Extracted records
----------------------------------------

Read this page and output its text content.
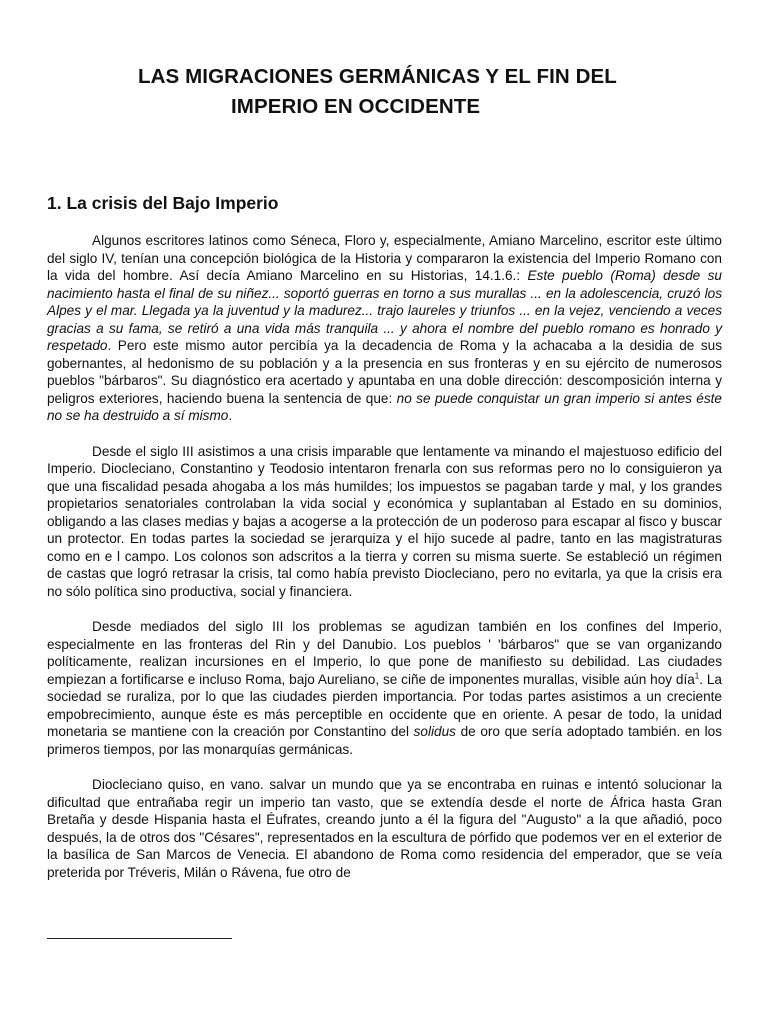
LAS MIGRACIONES GERMÁNICAS Y EL FIN DEL
IMPERIO EN OCCIDENTE
1. La crisis del Bajo Imperio

Algunos escritores latinos como Séneca, Floro y, especialmente, Amiano Marcelino, escritor este último del siglo IV, tenían una concepción biológica de la Historia y compararon la existencia del Imperio Romano con la vida del hombre. Así decía Amiano Marcelino en su Historias, 14.1.6.: Este pueblo (Roma) desde su nacimiento hasta el final de su niñez... soportó guerras en torno a sus murallas ... en la adolescencia, cruzó los Alpes y el mar. Llegada ya la juventud y la madurez... trajo laureles y triunfos ... en la vejez, venciendo a veces gracias a su fama, se retiró a una vida más tranquila ... y ahora el nombre del pueblo romano es honrado y respetado. Pero este mismo autor percibía ya la decadencia de Roma y la achacaba a la desidia de sus gobernantes, al hedonismo de su población y a la presencia en sus fronteras y en su ejército de numerosos pueblos "bárbaros". Su diagnóstico era acertado y apuntaba en una doble dirección: descomposición interna y peligros exteriores, haciendo buena la sentencia de que: no se puede conquistar un gran imperio si antes éste no se ha destruido a sí mismo.

Desde el siglo III asistimos a una crisis imparable que lentamente va minando el majestuoso edificio del Imperio. Diocleciano, Constantino y Teodosio intentaron frenarla con sus reformas pero no lo consiguieron ya que una fiscalidad pesada ahogaba a los más humildes; los impuestos se pagaban tarde y mal, y los grandes propietarios senatoriales controlaban la vida social y económica y suplantaban al Estado en su dominios, obligando a las clases medias y bajas a acogerse a la protección de un poderoso para escapar al fisco y buscar un protector. En todas partes la sociedad se jerarquiza y el hijo sucede al padre, tanto en las magistraturas como en e l campo. Los colonos son adscritos a la tierra y corren su misma suerte. Se estableció un régimen de castas que logró retrasar la crisis, tal como había previsto Diocleciano, pero no evitarla, ya que la crisis era no sólo política sino productiva, social y financiera.

Desde mediados del siglo III los problemas se agudizan también en los confines del Imperio, especialmente en las fronteras del Rin y del Danubio. Los pueblos ' 'bárbaros" que se van organizando políticamente, realizan incursiones en el Imperio, lo que pone de manifiesto su debilidad. Las ciudades empiezan a fortificarse e incluso Roma, bajo Aureliano, se ciñe de imponentes murallas, visible aún hoy día$^1$. La sociedad se ruraliza, por lo que las ciudades pierden importancia. Por todas partes asistimos a un creciente empobrecimiento, aunque éste es más perceptible en occidente que en oriente. A pesar de todo, la unidad monetaria se mantiene con la creación por Constantino del solidus de oro que sería adoptado también. en los primeros tiempos, por las monarquías germánicas.

Diocleciano quiso, en vano. salvar un mundo que ya se encontraba en ruinas e intentó solucionar la dificultad que entrañaba regir un imperio tan vasto, que se extendía desde el norte de África hasta Gran Bretaña y desde Hispania hasta el Éufrates, creando junto a él la figura del "Augusto" a la que añadió, poco después, la de otros dos "Césares", representados en la escultura de pórfido que podemos ver en el exterior de la basílica de San Marcos de Venecia. El abandono de Roma como residencia del emperador, que se veía preterida por Tréveris, Milán o Rávena, fue otro de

----------------------------------------

What needs to be done — Return each line of the data, keeping its wording exact and omitting pictures.

The result —
Read this page and output its text content.
LAS MIGRACIONES GERMÁNICAS Y EL FIN DEL
IMPERIO EN OCCIDENTE
1. La crisis del Bajo Imperio

Algunos escritores latinos como Séneca, Floro y, especialmente, Amiano Marcelino, escritor este último del siglo IV, tenían una concepción biológica de la Historia y compararon la existencia del Imperio Romano con la vida del hombre. Así decía Amiano Marcelino en su Historias, 14.1.6.: Este pueblo (Roma) desde su nacimiento hasta el final de su niñez... soportó guerras en torno a sus murallas ... en la adolescencia, cruzó los Alpes y el mar. Llegada ya la juventud y la madurez... trajo laureles y triunfos ... en la vejez, venciendo a veces gracias a su fama, se retiró a una vida más tranquila ... y ahora el nombre del pueblo romano es honrado y respetado. Pero este mismo autor percibía ya la decadencia de Roma y la achacaba a la desidia de sus gobernantes, al hedonismo de su población y a la presencia en sus fronteras y en su ejército de numerosos pueblos "bárbaros". Su diagnóstico era acertado y apuntaba en una doble dirección: descomposición interna y peligros exteriores, haciendo buena la sentencia de que: no se puede conquistar un gran imperio si antes éste no se ha destruido a sí mismo.

Desde el siglo III asistimos a una crisis imparable que lentamente va minando el majestuoso edificio del Imperio. Diocleciano, Constantino y Teodosio intentaron frenarla con sus reformas pero no lo consiguieron ya que una fiscalidad pesada ahogaba a los más humildes; los impuestos se pagaban tarde y mal, y los grandes propietarios senatoriales controlaban la vida social y económica y suplantaban al Estado en su dominios, obligando a las clases medias y bajas a acogerse a la protección de un poderoso para escapar al fisco y buscar un protector. En todas partes la sociedad se jerarquiza y el hijo sucede al padre, tanto en las magistraturas como en e l campo. Los colonos son adscritos a la tierra y corren su misma suerte. Se estableció un régimen de castas que logró retrasar la crisis, tal como había previsto Diocleciano, pero no evitarla, ya que la crisis era no sólo política sino productiva, social y financiera.

Desde mediados del siglo III los problemas se agudizan también en los confines del Imperio, especialmente en las fronteras del Rin y del Danubio. Los pueblos ' 'bárbaros" que se van organizando políticamente, realizan incursiones en el Imperio, lo que pone de manifiesto su debilidad. Las ciudades empiezan a fortificarse e incluso Roma, bajo Aureliano, se ciñe de imponentes murallas, visible aún hoy día$^1$. La sociedad se ruraliza, por lo que las ciudades pierden importancia. Por todas partes asistimos a un creciente empobrecimiento, aunque éste es más perceptible en occidente que en oriente. A pesar de todo, la unidad monetaria se mantiene con la creación por Constantino del solidus de oro que sería adoptado también. en los primeros tiempos, por las monarquías germánicas.

Diocleciano quiso, en vano. salvar un mundo que ya se encontraba en ruinas e intentó solucionar la dificultad que entrañaba regir un imperio tan vasto, que se extendía desde el norte de África hasta Gran Bretaña y desde Hispania hasta el Éufrates, creando junto a él la figura del "Augusto" a la que añadió, poco después, la de otros dos "Césares", representados en la escultura de pórfido que podemos ver en el exterior de la basílica de San Marcos de Venecia. El abandono de Roma como residencia del emperador, que se veía preterida por Tréveris, Milán o Rávena, fue otro de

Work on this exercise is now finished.